::: Task input

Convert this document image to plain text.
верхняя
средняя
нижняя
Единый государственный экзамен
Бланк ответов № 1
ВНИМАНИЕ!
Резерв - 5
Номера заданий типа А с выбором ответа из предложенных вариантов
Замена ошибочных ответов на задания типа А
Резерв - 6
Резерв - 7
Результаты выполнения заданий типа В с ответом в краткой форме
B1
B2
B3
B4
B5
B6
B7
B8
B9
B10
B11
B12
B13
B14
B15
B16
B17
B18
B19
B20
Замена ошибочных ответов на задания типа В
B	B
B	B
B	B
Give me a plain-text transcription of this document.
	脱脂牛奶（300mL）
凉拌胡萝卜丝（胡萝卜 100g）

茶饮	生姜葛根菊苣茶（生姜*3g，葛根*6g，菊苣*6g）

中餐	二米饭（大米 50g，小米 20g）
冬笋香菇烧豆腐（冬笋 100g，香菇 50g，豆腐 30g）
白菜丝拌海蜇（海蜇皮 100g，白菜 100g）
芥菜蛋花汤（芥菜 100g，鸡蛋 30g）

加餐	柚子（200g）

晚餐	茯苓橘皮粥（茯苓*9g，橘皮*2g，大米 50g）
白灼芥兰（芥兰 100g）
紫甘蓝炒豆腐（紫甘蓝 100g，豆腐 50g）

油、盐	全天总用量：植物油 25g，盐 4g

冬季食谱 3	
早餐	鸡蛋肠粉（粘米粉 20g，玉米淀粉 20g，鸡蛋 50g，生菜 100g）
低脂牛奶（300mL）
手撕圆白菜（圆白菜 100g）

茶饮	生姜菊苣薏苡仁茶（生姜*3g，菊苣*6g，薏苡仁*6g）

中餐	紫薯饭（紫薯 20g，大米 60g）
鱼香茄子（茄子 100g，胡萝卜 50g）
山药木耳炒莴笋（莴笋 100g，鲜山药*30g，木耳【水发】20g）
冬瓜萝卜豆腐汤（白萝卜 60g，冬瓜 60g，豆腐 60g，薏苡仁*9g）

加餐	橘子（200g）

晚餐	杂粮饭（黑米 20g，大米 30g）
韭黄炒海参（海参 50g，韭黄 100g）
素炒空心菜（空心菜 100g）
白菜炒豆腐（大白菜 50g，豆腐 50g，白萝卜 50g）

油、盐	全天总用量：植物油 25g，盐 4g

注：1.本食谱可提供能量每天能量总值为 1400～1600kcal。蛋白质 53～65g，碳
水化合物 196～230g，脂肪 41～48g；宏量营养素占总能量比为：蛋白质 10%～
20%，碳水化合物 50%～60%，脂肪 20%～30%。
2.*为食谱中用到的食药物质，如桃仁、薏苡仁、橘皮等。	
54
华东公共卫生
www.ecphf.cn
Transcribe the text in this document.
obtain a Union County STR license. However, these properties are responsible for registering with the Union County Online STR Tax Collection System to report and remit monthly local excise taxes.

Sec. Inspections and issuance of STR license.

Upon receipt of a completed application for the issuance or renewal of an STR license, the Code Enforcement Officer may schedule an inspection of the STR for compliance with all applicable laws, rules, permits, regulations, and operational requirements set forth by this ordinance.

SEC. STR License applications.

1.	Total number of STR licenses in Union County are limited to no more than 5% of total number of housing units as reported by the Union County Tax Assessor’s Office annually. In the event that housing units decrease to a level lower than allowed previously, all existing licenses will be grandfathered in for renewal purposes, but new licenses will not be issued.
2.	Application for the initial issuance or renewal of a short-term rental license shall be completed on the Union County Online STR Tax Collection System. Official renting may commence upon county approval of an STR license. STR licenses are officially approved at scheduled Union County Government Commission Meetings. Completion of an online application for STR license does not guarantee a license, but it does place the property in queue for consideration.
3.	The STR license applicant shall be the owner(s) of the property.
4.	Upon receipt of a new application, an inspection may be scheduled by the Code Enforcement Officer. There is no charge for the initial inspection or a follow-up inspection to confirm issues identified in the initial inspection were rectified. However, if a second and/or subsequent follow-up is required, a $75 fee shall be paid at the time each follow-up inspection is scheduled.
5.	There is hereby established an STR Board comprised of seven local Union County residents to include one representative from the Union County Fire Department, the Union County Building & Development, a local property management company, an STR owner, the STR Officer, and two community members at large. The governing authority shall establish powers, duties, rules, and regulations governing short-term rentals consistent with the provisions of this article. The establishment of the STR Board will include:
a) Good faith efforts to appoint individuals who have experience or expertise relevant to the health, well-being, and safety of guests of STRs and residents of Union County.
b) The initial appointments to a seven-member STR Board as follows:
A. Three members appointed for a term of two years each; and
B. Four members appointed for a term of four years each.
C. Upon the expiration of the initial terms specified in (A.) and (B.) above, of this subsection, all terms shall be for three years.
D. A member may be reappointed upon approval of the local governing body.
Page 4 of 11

::::::

Copy every line verbatim.

Convert this document image to plain text.
верхняя
средняя
нижняя
Единый государственный экзамен
Бланк ответов № 1
ВНИМАНИЕ!
Резерв - 5
Номера заданий типа А с выбором ответа из предложенных вариантов
Замена ошибочных ответов на задания типа А
Резерв - 6
Резерв - 7
Результаты выполнения заданий типа В с ответом в краткой форме
B1
B2
B3
B4
B5
B6
B7
B8
B9
B10
B11
B12
B13
B14
B15
B16
B17
B18
B19
B20
Замена ошибочных ответов на задания типа В
B	B
B	B
B	B
Give me a plain-text transcription of this document.
	脱脂牛奶（300mL）
凉拌胡萝卜丝（胡萝卜 100g）

茶饮	生姜葛根菊苣茶（生姜*3g，葛根*6g，菊苣*6g）

中餐	二米饭（大米 50g，小米 20g）
冬笋香菇烧豆腐（冬笋 100g，香菇 50g，豆腐 30g）
白菜丝拌海蜇（海蜇皮 100g，白菜 100g）
芥菜蛋花汤（芥菜 100g，鸡蛋 30g）

加餐	柚子（200g）

晚餐	茯苓橘皮粥（茯苓*9g，橘皮*2g，大米 50g）
白灼芥兰（芥兰 100g）
紫甘蓝炒豆腐（紫甘蓝 100g，豆腐 50g）

油、盐	全天总用量：植物油 25g，盐 4g

冬季食谱 3	
早餐	鸡蛋肠粉（粘米粉 20g，玉米淀粉 20g，鸡蛋 50g，生菜 100g）
低脂牛奶（300mL）
手撕圆白菜（圆白菜 100g）

茶饮	生姜菊苣薏苡仁茶（生姜*3g，菊苣*6g，薏苡仁*6g）

中餐	紫薯饭（紫薯 20g，大米 60g）
鱼香茄子（茄子 100g，胡萝卜 50g）
山药木耳炒莴笋（莴笋 100g，鲜山药*30g，木耳【水发】20g）
冬瓜萝卜豆腐汤（白萝卜 60g，冬瓜 60g，豆腐 60g，薏苡仁*9g）

加餐	橘子（200g）

晚餐	杂粮饭（黑米 20g，大米 30g）
韭黄炒海参（海参 50g，韭黄 100g）
素炒空心菜（空心菜 100g）
白菜炒豆腐（大白菜 50g，豆腐 50g，白萝卜 50g）

油、盐	全天总用量：植物油 25g，盐 4g

注：1.本食谱可提供能量每天能量总值为 1400～1600kcal。蛋白质 53～65g，碳
水化合物 196～230g，脂肪 41～48g；宏量营养素占总能量比为：蛋白质 10%～
20%，碳水化合物 50%～60%，脂肪 20%～30%。
2.*为食谱中用到的食药物质，如桃仁、薏苡仁、橘皮等。	
54
华东公共卫生
www.ecphf.cn
Transcribe the text in this document.
obtain a Union County STR license. However, these properties are responsible for registering with the Union County Online STR Tax Collection System to report and remit monthly local excise taxes.

Sec. Inspections and issuance of STR license.

Upon receipt of a completed application for the issuance or renewal of an STR license, the Code Enforcement Officer may schedule an inspection of the STR for compliance with all applicable laws, rules, permits, regulations, and operational requirements set forth by this ordinance.

SEC. STR License applications.

1.	Total number of STR licenses in Union County are limited to no more than 5% of total number of housing units as reported by the Union County Tax Assessor’s Office annually. In the event that housing units decrease to a level lower than allowed previously, all existing licenses will be grandfathered in for renewal purposes, but new licenses will not be issued.
2.	Application for the initial issuance or renewal of a short-term rental license shall be completed on the Union County Online STR Tax Collection System. Official renting may commence upon county approval of an STR license. STR licenses are officially approved at scheduled Union County Government Commission Meetings. Completion of an online application for STR license does not guarantee a license, but it does place the property in queue for consideration.
3.	The STR license applicant shall be the owner(s) of the property.
4.	Upon receipt of a new application, an inspection may be scheduled by the Code Enforcement Officer. There is no charge for the initial inspection or a follow-up inspection to confirm issues identified in the initial inspection were rectified. However, if a second and/or subsequent follow-up is required, a $75 fee shall be paid at the time each follow-up inspection is scheduled.
5.	There is hereby established an STR Board comprised of seven local Union County residents to include one representative from the Union County Fire Department, the Union County Building & Development, a local property management company, an STR owner, the STR Officer, and two community members at large. The governing authority shall establish powers, duties, rules, and regulations governing short-term rentals consistent with the provisions of this article. The establishment of the STR Board will include:
a) Good faith efforts to appoint individuals who have experience or expertise relevant to the health, well-being, and safety of guests of STRs and residents of Union County.
b) The initial appointments to a seven-member STR Board as follows:
A. Three members appointed for a term of two years each; and
B. Four members appointed for a term of four years each.
C. Upon the expiration of the initial terms specified in (A.) and (B.) above, of this subsection, all terms shall be for three years.
D. A member may be reappointed upon approval of the local governing body.
Page 4 of 11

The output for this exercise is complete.